__SET TASK__. Reproduce all of the data exactly, with no line skipped.

__DATA PROVIDED__.
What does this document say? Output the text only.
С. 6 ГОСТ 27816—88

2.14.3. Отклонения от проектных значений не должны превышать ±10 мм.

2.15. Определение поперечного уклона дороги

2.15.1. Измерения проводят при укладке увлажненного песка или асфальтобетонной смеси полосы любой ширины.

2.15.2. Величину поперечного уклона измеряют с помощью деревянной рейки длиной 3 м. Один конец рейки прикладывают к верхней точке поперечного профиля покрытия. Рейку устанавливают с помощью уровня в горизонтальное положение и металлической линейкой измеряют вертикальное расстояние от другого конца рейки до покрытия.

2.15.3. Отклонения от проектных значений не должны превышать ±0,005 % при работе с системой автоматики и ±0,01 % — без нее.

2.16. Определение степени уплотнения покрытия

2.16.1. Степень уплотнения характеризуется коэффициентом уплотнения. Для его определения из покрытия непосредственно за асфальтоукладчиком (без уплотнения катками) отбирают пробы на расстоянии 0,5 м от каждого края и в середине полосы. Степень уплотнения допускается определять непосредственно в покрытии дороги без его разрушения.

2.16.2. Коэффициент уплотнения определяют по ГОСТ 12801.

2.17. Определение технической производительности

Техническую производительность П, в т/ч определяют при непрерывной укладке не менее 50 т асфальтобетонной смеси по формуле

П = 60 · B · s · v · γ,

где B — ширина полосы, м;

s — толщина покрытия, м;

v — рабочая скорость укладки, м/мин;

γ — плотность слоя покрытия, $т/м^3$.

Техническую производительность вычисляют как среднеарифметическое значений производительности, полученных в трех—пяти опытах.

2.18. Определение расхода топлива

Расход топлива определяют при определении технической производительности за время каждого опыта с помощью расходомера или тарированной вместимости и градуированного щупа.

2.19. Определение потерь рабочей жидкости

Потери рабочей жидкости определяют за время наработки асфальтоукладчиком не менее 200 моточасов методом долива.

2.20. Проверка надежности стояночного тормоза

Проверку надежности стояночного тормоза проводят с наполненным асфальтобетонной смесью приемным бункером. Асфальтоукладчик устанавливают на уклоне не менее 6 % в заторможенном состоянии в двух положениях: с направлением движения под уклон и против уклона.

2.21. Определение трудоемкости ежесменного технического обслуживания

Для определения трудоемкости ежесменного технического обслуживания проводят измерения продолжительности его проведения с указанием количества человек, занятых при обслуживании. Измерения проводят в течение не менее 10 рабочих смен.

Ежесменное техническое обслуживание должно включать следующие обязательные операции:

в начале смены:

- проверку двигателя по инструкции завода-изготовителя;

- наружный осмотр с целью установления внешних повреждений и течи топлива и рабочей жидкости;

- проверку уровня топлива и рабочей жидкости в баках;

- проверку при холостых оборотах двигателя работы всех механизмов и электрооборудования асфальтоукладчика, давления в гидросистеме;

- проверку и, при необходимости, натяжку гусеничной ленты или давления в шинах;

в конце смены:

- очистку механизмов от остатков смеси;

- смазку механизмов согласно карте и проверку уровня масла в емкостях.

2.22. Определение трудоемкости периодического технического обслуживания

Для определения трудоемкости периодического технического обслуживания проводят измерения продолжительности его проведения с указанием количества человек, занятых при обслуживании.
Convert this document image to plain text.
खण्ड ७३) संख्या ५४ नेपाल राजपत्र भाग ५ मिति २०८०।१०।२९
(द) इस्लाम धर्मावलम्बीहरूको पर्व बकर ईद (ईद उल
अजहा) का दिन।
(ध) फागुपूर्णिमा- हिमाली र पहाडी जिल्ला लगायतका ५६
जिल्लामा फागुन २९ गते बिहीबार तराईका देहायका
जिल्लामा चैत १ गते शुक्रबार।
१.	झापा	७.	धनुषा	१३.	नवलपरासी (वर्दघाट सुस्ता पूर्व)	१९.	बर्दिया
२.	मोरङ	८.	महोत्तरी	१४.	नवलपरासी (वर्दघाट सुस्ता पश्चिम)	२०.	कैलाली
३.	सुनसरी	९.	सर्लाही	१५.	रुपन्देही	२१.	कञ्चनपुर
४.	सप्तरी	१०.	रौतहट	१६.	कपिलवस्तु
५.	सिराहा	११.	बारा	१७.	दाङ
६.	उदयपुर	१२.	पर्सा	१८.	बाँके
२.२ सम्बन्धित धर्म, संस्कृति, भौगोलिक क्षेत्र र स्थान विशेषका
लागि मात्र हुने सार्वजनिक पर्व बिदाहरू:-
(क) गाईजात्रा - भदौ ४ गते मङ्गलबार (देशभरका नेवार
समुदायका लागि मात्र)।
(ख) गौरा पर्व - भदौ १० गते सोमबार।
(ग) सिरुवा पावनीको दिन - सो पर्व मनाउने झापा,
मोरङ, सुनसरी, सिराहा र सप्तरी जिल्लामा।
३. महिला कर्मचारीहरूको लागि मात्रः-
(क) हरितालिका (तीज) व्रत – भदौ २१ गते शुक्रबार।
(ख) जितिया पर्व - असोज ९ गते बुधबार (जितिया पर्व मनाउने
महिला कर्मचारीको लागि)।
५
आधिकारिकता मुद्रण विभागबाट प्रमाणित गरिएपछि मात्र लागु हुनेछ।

__ANSWER TO THIS TASK__.
What does this document say? Output the text only.
С. 6 ГОСТ 27816—88

2.14.3. Отклонения от проектных значений не должны превышать ±10 мм.

2.15. Определение поперечного уклона дороги

2.15.1. Измерения проводят при укладке увлажненного песка или асфальтобетонной смеси полосы любой ширины.

2.15.2. Величину поперечного уклона измеряют с помощью деревянной рейки длиной 3 м. Один конец рейки прикладывают к верхней точке поперечного профиля покрытия. Рейку устанавливают с помощью уровня в горизонтальное положение и металлической линейкой измеряют вертикальное расстояние от другого конца рейки до покрытия.

2.15.3. Отклонения от проектных значений не должны превышать ±0,005 % при работе с системой автоматики и ±0,01 % — без нее.

2.16. Определение степени уплотнения покрытия

2.16.1. Степень уплотнения характеризуется коэффициентом уплотнения. Для его определения из покрытия непосредственно за асфальтоукладчиком (без уплотнения катками) отбирают пробы на расстоянии 0,5 м от каждого края и в середине полосы. Степень уплотнения допускается определять непосредственно в покрытии дороги без его разрушения.

2.16.2. Коэффициент уплотнения определяют по ГОСТ 12801.

2.17. Определение технической производительности

Техническую производительность П, в т/ч определяют при непрерывной укладке не менее 50 т асфальтобетонной смеси по формуле

П = 60 · B · s · v · γ,

где B — ширина полосы, м;

s — толщина покрытия, м;

v — рабочая скорость укладки, м/мин;

γ — плотность слоя покрытия, $т/м^3$.

Техническую производительность вычисляют как среднеарифметическое значений производительности, полученных в трех—пяти опытах.

2.18. Определение расхода топлива

Расход топлива определяют при определении технической производительности за время каждого опыта с помощью расходомера или тарированной вместимости и градуированного щупа.

2.19. Определение потерь рабочей жидкости

Потери рабочей жидкости определяют за время наработки асфальтоукладчиком не менее 200 моточасов методом долива.

2.20. Проверка надежности стояночного тормоза

Проверку надежности стояночного тормоза проводят с наполненным асфальтобетонной смесью приемным бункером. Асфальтоукладчик устанавливают на уклоне не менее 6 % в заторможенном состоянии в двух положениях: с направлением движения под уклон и против уклона.

2.21. Определение трудоемкости ежесменного технического обслуживания

Для определения трудоемкости ежесменного технического обслуживания проводят измерения продолжительности его проведения с указанием количества человек, занятых при обслуживании. Измерения проводят в течение не менее 10 рабочих смен.

Ежесменное техническое обслуживание должно включать следующие обязательные операции:

в начале смены:

- проверку двигателя по инструкции завода-изготовителя;

- наружный осмотр с целью установления внешних повреждений и течи топлива и рабочей жидкости;

- проверку уровня топлива и рабочей жидкости в баках;

- проверку при холостых оборотах двигателя работы всех механизмов и электрооборудования асфальтоукладчика, давления в гидросистеме;

- проверку и, при необходимости, натяжку гусеничной ленты или давления в шинах;

в конце смены:

- очистку механизмов от остатков смеси;

- смазку механизмов согласно карте и проверку уровня масла в емкостях.

2.22. Определение трудоемкости периодического технического обслуживания

Для определения трудоемкости периодического технического обслуживания проводят измерения продолжительности его проведения с указанием количества человек, занятых при обслуживании.
Convert this document image to plain text.
खण्ड ७३) संख्या ५४ नेपाल राजपत्र भाग ५ मिति २०८०।१०।२९
(द) इस्लाम धर्मावलम्बीहरूको पर्व बकर ईद (ईद उल
अजहा) का दिन।
(ध) फागुपूर्णिमा- हिमाली र पहाडी जिल्ला लगायतका ५६
जिल्लामा फागुन २९ गते बिहीबार तराईका देहायका
जिल्लामा चैत १ गते शुक्रबार।
१.	झापा	७.	धनुषा	१३.	नवलपरासी (वर्दघाट सुस्ता पूर्व)	१९.	बर्दिया
२.	मोरङ	८.	महोत्तरी	१४.	नवलपरासी (वर्दघाट सुस्ता पश्चिम)	२०.	कैलाली
३.	सुनसरी	९.	सर्लाही	१५.	रुपन्देही	२१.	कञ्चनपुर
४.	सप्तरी	१०.	रौतहट	१६.	कपिलवस्तु
५.	सिराहा	११.	बारा	१७.	दाङ
६.	उदयपुर	१२.	पर्सा	१८.	बाँके
२.२ सम्बन्धित धर्म, संस्कृति, भौगोलिक क्षेत्र र स्थान विशेषका
लागि मात्र हुने सार्वजनिक पर्व बिदाहरू:-
(क) गाईजात्रा - भदौ ४ गते मङ्गलबार (देशभरका नेवार
समुदायका लागि मात्र)।
(ख) गौरा पर्व - भदौ १० गते सोमबार।
(ग) सिरुवा पावनीको दिन - सो पर्व मनाउने झापा,
मोरङ, सुनसरी, सिराहा र सप्तरी जिल्लामा।
३. महिला कर्मचारीहरूको लागि मात्रः-
(क) हरितालिका (तीज) व्रत – भदौ २१ गते शुक्रबार।
(ख) जितिया पर्व - असोज ९ गते बुधबार (जितिया पर्व मनाउने
महिला कर्मचारीको लागि)।
५
आधिकारिकता मुद्रण विभागबाट प्रमाणित गरिएपछि मात्र लागु हुनेछ।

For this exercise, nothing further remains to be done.